[begin Data rows]

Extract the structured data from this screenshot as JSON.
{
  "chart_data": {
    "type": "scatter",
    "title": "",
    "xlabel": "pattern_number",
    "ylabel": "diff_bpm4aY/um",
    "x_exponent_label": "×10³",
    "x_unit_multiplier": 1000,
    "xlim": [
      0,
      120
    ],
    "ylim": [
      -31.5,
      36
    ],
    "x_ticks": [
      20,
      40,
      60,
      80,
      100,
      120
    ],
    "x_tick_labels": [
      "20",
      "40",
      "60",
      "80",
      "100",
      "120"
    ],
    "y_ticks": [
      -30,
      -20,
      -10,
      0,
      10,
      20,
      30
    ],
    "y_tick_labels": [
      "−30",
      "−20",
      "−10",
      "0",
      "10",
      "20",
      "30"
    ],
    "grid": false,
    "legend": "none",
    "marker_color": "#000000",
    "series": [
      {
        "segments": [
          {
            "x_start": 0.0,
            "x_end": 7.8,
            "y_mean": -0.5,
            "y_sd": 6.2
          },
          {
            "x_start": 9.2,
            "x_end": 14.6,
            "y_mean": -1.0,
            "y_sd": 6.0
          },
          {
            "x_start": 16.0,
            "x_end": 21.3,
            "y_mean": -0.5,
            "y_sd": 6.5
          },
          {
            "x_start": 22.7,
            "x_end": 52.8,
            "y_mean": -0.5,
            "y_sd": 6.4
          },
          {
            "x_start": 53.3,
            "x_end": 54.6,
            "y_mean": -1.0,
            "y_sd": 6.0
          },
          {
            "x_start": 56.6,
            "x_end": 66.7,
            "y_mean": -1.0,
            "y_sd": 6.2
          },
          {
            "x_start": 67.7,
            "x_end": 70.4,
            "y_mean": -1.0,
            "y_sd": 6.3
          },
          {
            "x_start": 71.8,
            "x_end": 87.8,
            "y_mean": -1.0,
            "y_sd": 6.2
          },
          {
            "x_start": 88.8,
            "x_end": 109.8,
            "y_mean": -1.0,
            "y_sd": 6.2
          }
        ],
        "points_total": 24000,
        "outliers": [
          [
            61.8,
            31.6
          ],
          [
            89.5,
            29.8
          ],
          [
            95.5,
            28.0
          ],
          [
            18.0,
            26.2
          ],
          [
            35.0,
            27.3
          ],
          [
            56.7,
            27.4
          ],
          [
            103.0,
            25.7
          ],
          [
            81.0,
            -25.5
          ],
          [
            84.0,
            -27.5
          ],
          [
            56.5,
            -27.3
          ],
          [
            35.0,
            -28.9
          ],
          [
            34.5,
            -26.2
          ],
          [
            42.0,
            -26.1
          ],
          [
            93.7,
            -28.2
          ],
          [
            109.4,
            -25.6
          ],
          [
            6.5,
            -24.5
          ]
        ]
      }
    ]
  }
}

[end Data rows]

Write the data from above out again, exactly.

Extract the structured data from this screenshot as JSON.
{
  "chart_data": {
    "type": "scatter",
    "title": "",
    "xlabel": "pattern_number",
    "ylabel": "diff_bpm4aY/um",
    "x_exponent_label": "×10³",
    "x_unit_multiplier": 1000,
    "xlim": [
      0,
      120
    ],
    "ylim": [
      -31.5,
      36
    ],
    "x_ticks": [
      20,
      40,
      60,
      80,
      100,
      120
    ],
    "x_tick_labels": [
      "20",
      "40",
      "60",
      "80",
      "100",
      "120"
    ],
    "y_ticks": [
      -30,
      -20,
      -10,
      0,
      10,
      20,
      30
    ],
    "y_tick_labels": [
      "−30",
      "−20",
      "−10",
      "0",
      "10",
      "20",
      "30"
    ],
    "grid": false,
    "legend": "none",
    "marker_color": "#000000",
    "series": [
      {
        "segments": [
          {
            "x_start": 0.0,
            "x_end": 7.8,
            "y_mean": -0.5,
            "y_sd": 6.2
          },
          {
            "x_start": 9.2,
            "x_end": 14.6,
            "y_mean": -1.0,
            "y_sd": 6.0
          },
          {
            "x_start": 16.0,
            "x_end": 21.3,
            "y_mean": -0.5,
            "y_sd": 6.5
          },
          {
            "x_start": 22.7,
            "x_end": 52.8,
            "y_mean": -0.5,
            "y_sd": 6.4
          },
          {
            "x_start": 53.3,
            "x_end": 54.6,
            "y_mean": -1.0,
            "y_sd": 6.0
          },
          {
            "x_start": 56.6,
            "x_end": 66.7,
            "y_mean": -1.0,
            "y_sd": 6.2
          },
          {
            "x_start": 67.7,
            "x_end": 70.4,
            "y_mean": -1.0,
            "y_sd": 6.3
          },
          {
            "x_start": 71.8,
            "x_end": 87.8,
            "y_mean": -1.0,
            "y_sd": 6.2
          },
          {
            "x_start": 88.8,
            "x_end": 109.8,
            "y_mean": -1.0,
            "y_sd": 6.2
          }
        ],
        "points_total": 24000,
        "outliers": [
          [
            61.8,
            31.6
          ],
          [
            89.5,
            29.8
          ],
          [
            95.5,
            28.0
          ],
          [
            18.0,
            26.2
          ],
          [
            35.0,
            27.3
          ],
          [
            56.7,
            27.4
          ],
          [
            103.0,
            25.7
          ],
          [
            81.0,
            -25.5
          ],
          [
            84.0,
            -27.5
          ],
          [
            56.5,
            -27.3
          ],
          [
            35.0,
            -28.9
          ],
          [
            34.5,
            -26.2
          ],
          [
            42.0,
            -26.1
          ],
          [
            93.7,
            -28.2
          ],
          [
            109.4,
            -25.6
          ],
          [
            6.5,
            -24.5
          ]
        ]
      }
    ]
  }
}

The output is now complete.